# WHAT TO WORK ON
Restate, word for word, every line of the data.

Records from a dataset
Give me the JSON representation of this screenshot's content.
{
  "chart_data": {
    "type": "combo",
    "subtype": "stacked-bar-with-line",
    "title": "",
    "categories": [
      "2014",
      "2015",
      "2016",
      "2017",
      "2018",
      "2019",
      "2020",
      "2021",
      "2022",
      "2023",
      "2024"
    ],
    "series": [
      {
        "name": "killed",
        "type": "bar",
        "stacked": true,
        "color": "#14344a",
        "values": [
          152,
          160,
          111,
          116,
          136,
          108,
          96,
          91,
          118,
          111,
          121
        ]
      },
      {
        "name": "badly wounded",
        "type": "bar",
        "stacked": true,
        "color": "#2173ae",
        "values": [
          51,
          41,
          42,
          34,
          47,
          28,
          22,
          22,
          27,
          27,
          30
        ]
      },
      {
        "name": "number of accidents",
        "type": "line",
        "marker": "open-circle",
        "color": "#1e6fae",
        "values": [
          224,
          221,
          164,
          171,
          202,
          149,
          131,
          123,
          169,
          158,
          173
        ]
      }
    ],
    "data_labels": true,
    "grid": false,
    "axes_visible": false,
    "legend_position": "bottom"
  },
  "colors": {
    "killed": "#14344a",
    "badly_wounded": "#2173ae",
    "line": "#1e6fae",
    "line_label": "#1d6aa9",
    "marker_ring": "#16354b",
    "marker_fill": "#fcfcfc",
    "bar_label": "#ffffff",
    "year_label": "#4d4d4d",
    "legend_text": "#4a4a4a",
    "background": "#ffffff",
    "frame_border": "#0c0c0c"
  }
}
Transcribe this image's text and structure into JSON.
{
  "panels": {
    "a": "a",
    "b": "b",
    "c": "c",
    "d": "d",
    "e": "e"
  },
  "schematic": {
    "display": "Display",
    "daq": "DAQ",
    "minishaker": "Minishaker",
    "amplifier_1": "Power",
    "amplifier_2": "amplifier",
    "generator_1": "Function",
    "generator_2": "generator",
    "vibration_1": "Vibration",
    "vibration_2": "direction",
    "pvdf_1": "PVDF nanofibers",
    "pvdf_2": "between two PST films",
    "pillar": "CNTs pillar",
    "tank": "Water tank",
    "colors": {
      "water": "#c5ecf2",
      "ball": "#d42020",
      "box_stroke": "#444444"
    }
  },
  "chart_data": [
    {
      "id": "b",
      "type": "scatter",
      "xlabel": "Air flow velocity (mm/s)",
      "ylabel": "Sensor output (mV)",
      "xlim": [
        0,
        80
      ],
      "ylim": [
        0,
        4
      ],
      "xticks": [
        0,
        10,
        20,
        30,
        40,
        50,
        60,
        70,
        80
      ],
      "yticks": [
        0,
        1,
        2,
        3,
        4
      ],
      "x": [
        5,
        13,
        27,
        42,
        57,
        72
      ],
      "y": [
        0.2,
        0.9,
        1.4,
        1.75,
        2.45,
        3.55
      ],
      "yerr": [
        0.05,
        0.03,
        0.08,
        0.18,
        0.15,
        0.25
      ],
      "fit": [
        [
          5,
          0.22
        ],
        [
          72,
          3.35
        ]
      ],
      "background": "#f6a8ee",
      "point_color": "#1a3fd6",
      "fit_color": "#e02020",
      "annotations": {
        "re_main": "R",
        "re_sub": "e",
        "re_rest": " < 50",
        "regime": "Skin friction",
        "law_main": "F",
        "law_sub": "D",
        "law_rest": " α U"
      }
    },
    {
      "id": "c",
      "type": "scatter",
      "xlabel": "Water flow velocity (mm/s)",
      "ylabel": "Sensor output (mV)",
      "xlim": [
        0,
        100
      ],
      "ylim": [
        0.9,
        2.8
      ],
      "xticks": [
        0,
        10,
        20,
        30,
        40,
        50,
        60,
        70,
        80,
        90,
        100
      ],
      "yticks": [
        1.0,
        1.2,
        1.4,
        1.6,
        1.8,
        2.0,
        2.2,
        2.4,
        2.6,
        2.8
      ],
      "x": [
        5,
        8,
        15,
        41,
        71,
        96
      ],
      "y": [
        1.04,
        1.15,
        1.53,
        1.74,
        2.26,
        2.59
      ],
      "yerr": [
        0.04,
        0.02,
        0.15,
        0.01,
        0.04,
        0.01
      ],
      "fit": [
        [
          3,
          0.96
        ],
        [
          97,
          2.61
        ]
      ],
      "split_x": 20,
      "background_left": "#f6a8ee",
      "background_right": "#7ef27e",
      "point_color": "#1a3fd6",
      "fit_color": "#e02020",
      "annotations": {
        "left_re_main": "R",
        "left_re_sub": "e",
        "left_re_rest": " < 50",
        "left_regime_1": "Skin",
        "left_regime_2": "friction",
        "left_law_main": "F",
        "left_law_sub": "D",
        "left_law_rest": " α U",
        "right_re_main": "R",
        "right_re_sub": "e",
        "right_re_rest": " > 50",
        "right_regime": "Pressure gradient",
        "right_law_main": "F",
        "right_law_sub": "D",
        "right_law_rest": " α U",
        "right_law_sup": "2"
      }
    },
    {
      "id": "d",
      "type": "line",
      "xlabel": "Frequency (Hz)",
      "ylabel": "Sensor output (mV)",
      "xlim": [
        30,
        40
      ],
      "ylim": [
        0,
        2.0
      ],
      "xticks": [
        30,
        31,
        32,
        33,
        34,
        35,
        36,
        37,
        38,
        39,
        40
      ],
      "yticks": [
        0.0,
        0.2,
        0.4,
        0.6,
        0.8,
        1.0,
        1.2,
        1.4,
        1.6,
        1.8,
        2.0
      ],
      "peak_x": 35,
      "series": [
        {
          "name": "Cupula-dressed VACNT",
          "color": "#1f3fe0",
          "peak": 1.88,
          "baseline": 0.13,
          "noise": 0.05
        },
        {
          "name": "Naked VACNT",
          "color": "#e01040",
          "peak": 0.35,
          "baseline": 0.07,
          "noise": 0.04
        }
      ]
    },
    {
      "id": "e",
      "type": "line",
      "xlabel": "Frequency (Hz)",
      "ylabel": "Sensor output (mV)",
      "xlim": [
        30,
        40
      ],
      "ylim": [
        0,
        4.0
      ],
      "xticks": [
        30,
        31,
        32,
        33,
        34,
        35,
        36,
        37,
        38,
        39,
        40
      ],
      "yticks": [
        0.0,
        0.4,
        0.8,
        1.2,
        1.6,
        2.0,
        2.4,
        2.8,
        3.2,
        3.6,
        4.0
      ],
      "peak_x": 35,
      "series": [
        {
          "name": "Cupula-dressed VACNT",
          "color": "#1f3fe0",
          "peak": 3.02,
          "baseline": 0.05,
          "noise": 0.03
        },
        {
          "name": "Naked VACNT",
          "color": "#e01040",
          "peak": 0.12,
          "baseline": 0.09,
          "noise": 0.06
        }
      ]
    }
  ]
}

# WORKED ANSWER
Give me the JSON representation of this screenshot's content.
{
  "chart_data": {
    "type": "combo",
    "subtype": "stacked-bar-with-line",
    "title": "",
    "categories": [
      "2014",
      "2015",
      "2016",
      "2017",
      "2018",
      "2019",
      "2020",
      "2021",
      "2022",
      "2023",
      "2024"
    ],
    "series": [
      {
        "name": "killed",
        "type": "bar",
        "stacked": true,
        "color": "#14344a",
        "values": [
          152,
          160,
          111,
          116,
          136,
          108,
          96,
          91,
          118,
          111,
          121
        ]
      },
      {
        "name": "badly wounded",
        "type": "bar",
        "stacked": true,
        "color": "#2173ae",
        "values": [
          51,
          41,
          42,
          34,
          47,
          28,
          22,
          22,
          27,
          27,
          30
        ]
      },
      {
        "name": "number of accidents",
        "type": "line",
        "marker": "open-circle",
        "color": "#1e6fae",
        "values": [
          224,
          221,
          164,
          171,
          202,
          149,
          131,
          123,
          169,
          158,
          173
        ]
      }
    ],
    "data_labels": true,
    "grid": false,
    "axes_visible": false,
    "legend_position": "bottom"
  },
  "colors": {
    "killed": "#14344a",
    "badly_wounded": "#2173ae",
    "line": "#1e6fae",
    "line_label": "#1d6aa9",
    "marker_ring": "#16354b",
    "marker_fill": "#fcfcfc",
    "bar_label": "#ffffff",
    "year_label": "#4d4d4d",
    "legend_text": "#4a4a4a",
    "background": "#ffffff",
    "frame_border": "#0c0c0c"
  }
}
Transcribe this image's text and structure into JSON.
{
  "panels": {
    "a": "a",
    "b": "b",
    "c": "c",
    "d": "d",
    "e": "e"
  },
  "schematic": {
    "display": "Display",
    "daq": "DAQ",
    "minishaker": "Minishaker",
    "amplifier_1": "Power",
    "amplifier_2": "amplifier",
    "generator_1": "Function",
    "generator_2": "generator",
    "vibration_1": "Vibration",
    "vibration_2": "direction",
    "pvdf_1": "PVDF nanofibers",
    "pvdf_2": "between two PST films",
    "pillar": "CNTs pillar",
    "tank": "Water tank",
    "colors": {
      "water": "#c5ecf2",
      "ball": "#d42020",
      "box_stroke": "#444444"
    }
  },
  "chart_data": [
    {
      "id": "b",
      "type": "scatter",
      "xlabel": "Air flow velocity (mm/s)",
      "ylabel": "Sensor output (mV)",
      "xlim": [
        0,
        80
      ],
      "ylim": [
        0,
        4
      ],
      "xticks": [
        0,
        10,
        20,
        30,
        40,
        50,
        60,
        70,
        80
      ],
      "yticks": [
        0,
        1,
        2,
        3,
        4
      ],
      "x": [
        5,
        13,
        27,
        42,
        57,
        72
      ],
      "y": [
        0.2,
        0.9,
        1.4,
        1.75,
        2.45,
        3.55
      ],
      "yerr": [
        0.05,
        0.03,
        0.08,
        0.18,
        0.15,
        0.25
      ],
      "fit": [
        [
          5,
          0.22
        ],
        [
          72,
          3.35
        ]
      ],
      "background": "#f6a8ee",
      "point_color": "#1a3fd6",
      "fit_color": "#e02020",
      "annotations": {
        "re_main": "R",
        "re_sub": "e",
        "re_rest": " < 50",
        "regime": "Skin friction",
        "law_main": "F",
        "law_sub": "D",
        "law_rest": " α U"
      }
    },
    {
      "id": "c",
      "type": "scatter",
      "xlabel": "Water flow velocity (mm/s)",
      "ylabel": "Sensor output (mV)",
      "xlim": [
        0,
        100
      ],
      "ylim": [
        0.9,
        2.8
      ],
      "xticks": [
        0,
        10,
        20,
        30,
        40,
        50,
        60,
        70,
        80,
        90,
        100
      ],
      "yticks": [
        1.0,
        1.2,
        1.4,
        1.6,
        1.8,
        2.0,
        2.2,
        2.4,
        2.6,
        2.8
      ],
      "x": [
        5,
        8,
        15,
        41,
        71,
        96
      ],
      "y": [
        1.04,
        1.15,
        1.53,
        1.74,
        2.26,
        2.59
      ],
      "yerr": [
        0.04,
        0.02,
        0.15,
        0.01,
        0.04,
        0.01
      ],
      "fit": [
        [
          3,
          0.96
        ],
        [
          97,
          2.61
        ]
      ],
      "split_x": 20,
      "background_left": "#f6a8ee",
      "background_right": "#7ef27e",
      "point_color": "#1a3fd6",
      "fit_color": "#e02020",
      "annotations": {
        "left_re_main": "R",
        "left_re_sub": "e",
        "left_re_rest": " < 50",
        "left_regime_1": "Skin",
        "left_regime_2": "friction",
        "left_law_main": "F",
        "left_law_sub": "D",
        "left_law_rest": " α U",
        "right_re_main": "R",
        "right_re_sub": "e",
        "right_re_rest": " > 50",
        "right_regime": "Pressure gradient",
        "right_law_main": "F",
        "right_law_sub": "D",
        "right_law_rest": " α U",
        "right_law_sup": "2"
      }
    },
    {
      "id": "d",
      "type": "line",
      "xlabel": "Frequency (Hz)",
      "ylabel": "Sensor output (mV)",
      "xlim": [
        30,
        40
      ],
      "ylim": [
        0,
        2.0
      ],
      "xticks": [
        30,
        31,
        32,
        33,
        34,
        35,
        36,
        37,
        38,
        39,
        40
      ],
      "yticks": [
        0.0,
        0.2,
        0.4,
        0.6,
        0.8,
        1.0,
        1.2,
        1.4,
        1.6,
        1.8,
        2.0
      ],
      "peak_x": 35,
      "series": [
        {
          "name": "Cupula-dressed VACNT",
          "color": "#1f3fe0",
          "peak": 1.88,
          "baseline": 0.13,
          "noise": 0.05
        },
        {
          "name": "Naked VACNT",
          "color": "#e01040",
          "peak": 0.35,
          "baseline": 0.07,
          "noise": 0.04
        }
      ]
    },
    {
      "id": "e",
      "type": "line",
      "xlabel": "Frequency (Hz)",
      "ylabel": "Sensor output (mV)",
      "xlim": [
        30,
        40
      ],
      "ylim": [
        0,
        4.0
      ],
      "xticks": [
        30,
        31,
        32,
        33,
        34,
        35,
        36,
        37,
        38,
        39,
        40
      ],
      "yticks": [
        0.0,
        0.4,
        0.8,
        1.2,
        1.6,
        2.0,
        2.4,
        2.8,
        3.2,
        3.6,
        4.0
      ],
      "peak_x": 35,
      "series": [
        {
          "name": "Cupula-dressed VACNT",
          "color": "#1f3fe0",
          "peak": 3.02,
          "baseline": 0.05,
          "noise": 0.03
        },
        {
          "name": "Naked VACNT",
          "color": "#e01040",
          "peak": 0.12,
          "baseline": 0.09,
          "noise": 0.06
        }
      ]
    }
  ]
}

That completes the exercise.